* [Stored data entries]
==*==

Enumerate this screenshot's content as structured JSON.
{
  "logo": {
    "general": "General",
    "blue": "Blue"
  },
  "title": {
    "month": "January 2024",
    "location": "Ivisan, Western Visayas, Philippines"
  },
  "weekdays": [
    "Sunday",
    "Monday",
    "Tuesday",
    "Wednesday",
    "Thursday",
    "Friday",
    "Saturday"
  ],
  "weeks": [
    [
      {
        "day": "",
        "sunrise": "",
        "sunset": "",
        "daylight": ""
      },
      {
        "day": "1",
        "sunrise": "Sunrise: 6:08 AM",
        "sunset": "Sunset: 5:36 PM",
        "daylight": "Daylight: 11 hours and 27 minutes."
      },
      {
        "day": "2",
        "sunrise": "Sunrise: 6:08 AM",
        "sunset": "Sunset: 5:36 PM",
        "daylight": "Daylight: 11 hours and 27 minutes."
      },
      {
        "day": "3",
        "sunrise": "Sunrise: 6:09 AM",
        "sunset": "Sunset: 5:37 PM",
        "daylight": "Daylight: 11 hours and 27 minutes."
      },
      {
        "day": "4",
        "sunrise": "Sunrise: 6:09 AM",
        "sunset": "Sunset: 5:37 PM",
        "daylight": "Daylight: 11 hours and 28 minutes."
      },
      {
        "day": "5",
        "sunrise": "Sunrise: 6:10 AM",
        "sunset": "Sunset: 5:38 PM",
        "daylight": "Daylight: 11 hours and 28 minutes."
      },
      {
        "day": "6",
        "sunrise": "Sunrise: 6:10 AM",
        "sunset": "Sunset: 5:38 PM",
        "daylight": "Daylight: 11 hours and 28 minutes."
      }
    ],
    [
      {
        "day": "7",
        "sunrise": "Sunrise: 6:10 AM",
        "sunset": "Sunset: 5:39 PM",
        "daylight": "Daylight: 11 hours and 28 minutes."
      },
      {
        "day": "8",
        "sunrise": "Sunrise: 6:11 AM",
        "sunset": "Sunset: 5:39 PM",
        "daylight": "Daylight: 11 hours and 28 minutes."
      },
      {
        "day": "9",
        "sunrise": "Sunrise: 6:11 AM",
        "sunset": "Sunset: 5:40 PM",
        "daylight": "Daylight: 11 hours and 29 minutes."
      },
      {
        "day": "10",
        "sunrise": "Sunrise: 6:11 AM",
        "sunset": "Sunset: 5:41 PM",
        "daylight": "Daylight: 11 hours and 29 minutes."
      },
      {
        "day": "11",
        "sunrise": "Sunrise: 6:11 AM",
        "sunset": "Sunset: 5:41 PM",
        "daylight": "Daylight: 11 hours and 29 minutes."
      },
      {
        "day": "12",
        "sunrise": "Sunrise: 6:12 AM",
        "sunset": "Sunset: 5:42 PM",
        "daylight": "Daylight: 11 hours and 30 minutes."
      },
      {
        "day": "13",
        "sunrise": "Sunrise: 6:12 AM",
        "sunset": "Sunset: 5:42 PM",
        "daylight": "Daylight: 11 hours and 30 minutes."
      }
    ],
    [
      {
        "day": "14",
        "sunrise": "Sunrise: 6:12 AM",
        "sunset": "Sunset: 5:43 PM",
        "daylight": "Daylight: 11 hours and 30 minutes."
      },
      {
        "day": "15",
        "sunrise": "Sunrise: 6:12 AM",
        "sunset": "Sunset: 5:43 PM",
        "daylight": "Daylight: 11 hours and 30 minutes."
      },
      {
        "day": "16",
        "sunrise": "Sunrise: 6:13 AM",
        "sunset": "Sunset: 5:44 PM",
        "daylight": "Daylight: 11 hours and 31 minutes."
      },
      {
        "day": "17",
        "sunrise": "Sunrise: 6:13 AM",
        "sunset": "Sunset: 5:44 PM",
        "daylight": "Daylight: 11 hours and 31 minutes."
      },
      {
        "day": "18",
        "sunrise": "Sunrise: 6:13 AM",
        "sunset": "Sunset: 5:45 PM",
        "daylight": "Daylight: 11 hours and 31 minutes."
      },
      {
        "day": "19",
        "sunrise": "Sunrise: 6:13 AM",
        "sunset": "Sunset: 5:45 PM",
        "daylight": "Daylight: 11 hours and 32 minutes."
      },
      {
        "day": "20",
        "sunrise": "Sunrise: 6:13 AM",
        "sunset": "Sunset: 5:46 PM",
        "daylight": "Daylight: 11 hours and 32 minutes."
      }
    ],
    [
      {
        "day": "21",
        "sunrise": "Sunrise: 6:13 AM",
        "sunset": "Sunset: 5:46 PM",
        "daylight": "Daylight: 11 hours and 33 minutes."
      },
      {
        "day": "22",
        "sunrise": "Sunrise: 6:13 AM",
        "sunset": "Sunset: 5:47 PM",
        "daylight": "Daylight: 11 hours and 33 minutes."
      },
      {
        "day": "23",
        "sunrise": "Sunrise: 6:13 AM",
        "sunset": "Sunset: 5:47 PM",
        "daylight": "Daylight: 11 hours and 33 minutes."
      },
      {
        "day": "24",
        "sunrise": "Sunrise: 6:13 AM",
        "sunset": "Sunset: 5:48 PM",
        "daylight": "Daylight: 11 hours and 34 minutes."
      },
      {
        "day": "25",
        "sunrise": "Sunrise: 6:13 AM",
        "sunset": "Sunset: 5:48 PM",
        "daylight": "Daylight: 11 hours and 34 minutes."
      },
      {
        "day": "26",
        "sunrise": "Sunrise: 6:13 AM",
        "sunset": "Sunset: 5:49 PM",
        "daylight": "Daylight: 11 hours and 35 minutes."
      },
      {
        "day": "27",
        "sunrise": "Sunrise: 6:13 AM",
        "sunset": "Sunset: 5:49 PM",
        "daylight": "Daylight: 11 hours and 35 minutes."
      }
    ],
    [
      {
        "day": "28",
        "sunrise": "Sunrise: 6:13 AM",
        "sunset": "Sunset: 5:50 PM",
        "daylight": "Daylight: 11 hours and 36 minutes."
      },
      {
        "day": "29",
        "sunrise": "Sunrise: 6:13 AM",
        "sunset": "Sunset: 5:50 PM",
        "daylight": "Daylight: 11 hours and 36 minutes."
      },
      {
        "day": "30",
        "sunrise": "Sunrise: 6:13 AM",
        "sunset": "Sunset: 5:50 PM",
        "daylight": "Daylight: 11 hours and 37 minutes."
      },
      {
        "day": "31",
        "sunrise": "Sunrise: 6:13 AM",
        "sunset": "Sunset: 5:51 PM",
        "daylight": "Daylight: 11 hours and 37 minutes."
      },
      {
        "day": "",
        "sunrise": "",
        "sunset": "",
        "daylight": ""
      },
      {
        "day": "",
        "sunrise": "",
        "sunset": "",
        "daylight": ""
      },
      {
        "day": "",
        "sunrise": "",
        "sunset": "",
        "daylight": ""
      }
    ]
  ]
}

==*==

Output the records verbatim, from the first line to the last.

* [Task result]
Enumerate this screenshot's content as structured JSON.
{
  "logo": {
    "general": "General",
    "blue": "Blue"
  },
  "title": {
    "month": "January 2024",
    "location": "Ivisan, Western Visayas, Philippines"
  },
  "weekdays": [
    "Sunday",
    "Monday",
    "Tuesday",
    "Wednesday",
    "Thursday",
    "Friday",
    "Saturday"
  ],
  "weeks": [
    [
      {
        "day": "",
        "sunrise": "",
        "sunset": "",
        "daylight": ""
      },
      {
        "day": "1",
        "sunrise": "Sunrise: 6:08 AM",
        "sunset": "Sunset: 5:36 PM",
        "daylight": "Daylight: 11 hours and 27 minutes."
      },
      {
        "day": "2",
        "sunrise": "Sunrise: 6:08 AM",
        "sunset": "Sunset: 5:36 PM",
        "daylight": "Daylight: 11 hours and 27 minutes."
      },
      {
        "day": "3",
        "sunrise": "Sunrise: 6:09 AM",
        "sunset": "Sunset: 5:37 PM",
        "daylight": "Daylight: 11 hours and 27 minutes."
      },
      {
        "day": "4",
        "sunrise": "Sunrise: 6:09 AM",
        "sunset": "Sunset: 5:37 PM",
        "daylight": "Daylight: 11 hours and 28 minutes."
      },
      {
        "day": "5",
        "sunrise": "Sunrise: 6:10 AM",
        "sunset": "Sunset: 5:38 PM",
        "daylight": "Daylight: 11 hours and 28 minutes."
      },
      {
        "day": "6",
        "sunrise": "Sunrise: 6:10 AM",
        "sunset": "Sunset: 5:38 PM",
        "daylight": "Daylight: 11 hours and 28 minutes."
      }
    ],
    [
      {
        "day": "7",
        "sunrise": "Sunrise: 6:10 AM",
        "sunset": "Sunset: 5:39 PM",
        "daylight": "Daylight: 11 hours and 28 minutes."
      },
      {
        "day": "8",
        "sunrise": "Sunrise: 6:11 AM",
        "sunset": "Sunset: 5:39 PM",
        "daylight": "Daylight: 11 hours and 28 minutes."
      },
      {
        "day": "9",
        "sunrise": "Sunrise: 6:11 AM",
        "sunset": "Sunset: 5:40 PM",
        "daylight": "Daylight: 11 hours and 29 minutes."
      },
      {
        "day": "10",
        "sunrise": "Sunrise: 6:11 AM",
        "sunset": "Sunset: 5:41 PM",
        "daylight": "Daylight: 11 hours and 29 minutes."
      },
      {
        "day": "11",
        "sunrise": "Sunrise: 6:11 AM",
        "sunset": "Sunset: 5:41 PM",
        "daylight": "Daylight: 11 hours and 29 minutes."
      },
      {
        "day": "12",
        "sunrise": "Sunrise: 6:12 AM",
        "sunset": "Sunset: 5:42 PM",
        "daylight": "Daylight: 11 hours and 30 minutes."
      },
      {
        "day": "13",
        "sunrise": "Sunrise: 6:12 AM",
        "sunset": "Sunset: 5:42 PM",
        "daylight": "Daylight: 11 hours and 30 minutes."
      }
    ],
    [
      {
        "day": "14",
        "sunrise": "Sunrise: 6:12 AM",
        "sunset": "Sunset: 5:43 PM",
        "daylight": "Daylight: 11 hours and 30 minutes."
      },
      {
        "day": "15",
        "sunrise": "Sunrise: 6:12 AM",
        "sunset": "Sunset: 5:43 PM",
        "daylight": "Daylight: 11 hours and 30 minutes."
      },
      {
        "day": "16",
        "sunrise": "Sunrise: 6:13 AM",
        "sunset": "Sunset: 5:44 PM",
        "daylight": "Daylight: 11 hours and 31 minutes."
      },
      {
        "day": "17",
        "sunrise": "Sunrise: 6:13 AM",
        "sunset": "Sunset: 5:44 PM",
        "daylight": "Daylight: 11 hours and 31 minutes."
      },
      {
        "day": "18",
        "sunrise": "Sunrise: 6:13 AM",
        "sunset": "Sunset: 5:45 PM",
        "daylight": "Daylight: 11 hours and 31 minutes."
      },
      {
        "day": "19",
        "sunrise": "Sunrise: 6:13 AM",
        "sunset": "Sunset: 5:45 PM",
        "daylight": "Daylight: 11 hours and 32 minutes."
      },
      {
        "day": "20",
        "sunrise": "Sunrise: 6:13 AM",
        "sunset": "Sunset: 5:46 PM",
        "daylight": "Daylight: 11 hours and 32 minutes."
      }
    ],
    [
      {
        "day": "21",
        "sunrise": "Sunrise: 6:13 AM",
        "sunset": "Sunset: 5:46 PM",
        "daylight": "Daylight: 11 hours and 33 minutes."
      },
      {
        "day": "22",
        "sunrise": "Sunrise: 6:13 AM",
        "sunset": "Sunset: 5:47 PM",
        "daylight": "Daylight: 11 hours and 33 minutes."
      },
      {
        "day": "23",
        "sunrise": "Sunrise: 6:13 AM",
        "sunset": "Sunset: 5:47 PM",
        "daylight": "Daylight: 11 hours and 33 minutes."
      },
      {
        "day": "24",
        "sunrise": "Sunrise: 6:13 AM",
        "sunset": "Sunset: 5:48 PM",
        "daylight": "Daylight: 11 hours and 34 minutes."
      },
      {
        "day": "25",
        "sunrise": "Sunrise: 6:13 AM",
        "sunset": "Sunset: 5:48 PM",
        "daylight": "Daylight: 11 hours and 34 minutes."
      },
      {
        "day": "26",
        "sunrise": "Sunrise: 6:13 AM",
        "sunset": "Sunset: 5:49 PM",
        "daylight": "Daylight: 11 hours and 35 minutes."
      },
      {
        "day": "27",
        "sunrise": "Sunrise: 6:13 AM",
        "sunset": "Sunset: 5:49 PM",
        "daylight": "Daylight: 11 hours and 35 minutes."
      }
    ],
    [
      {
        "day": "28",
        "sunrise": "Sunrise: 6:13 AM",
        "sunset": "Sunset: 5:50 PM",
        "daylight": "Daylight: 11 hours and 36 minutes."
      },
      {
        "day": "29",
        "sunrise": "Sunrise: 6:13 AM",
        "sunset": "Sunset: 5:50 PM",
        "daylight": "Daylight: 11 hours and 36 minutes."
      },
      {
        "day": "30",
        "sunrise": "Sunrise: 6:13 AM",
        "sunset": "Sunset: 5:50 PM",
        "daylight": "Daylight: 11 hours and 37 minutes."
      },
      {
        "day": "31",
        "sunrise": "Sunrise: 6:13 AM",
        "sunset": "Sunset: 5:51 PM",
        "daylight": "Daylight: 11 hours and 37 minutes."
      },
      {
        "day": "",
        "sunrise": "",
        "sunset": "",
        "daylight": ""
      },
      {
        "day": "",
        "sunrise": "",
        "sunset": "",
        "daylight": ""
      },
      {
        "day": "",
        "sunrise": "",
        "sunset": "",
        "daylight": ""
      }
    ]
  ]
}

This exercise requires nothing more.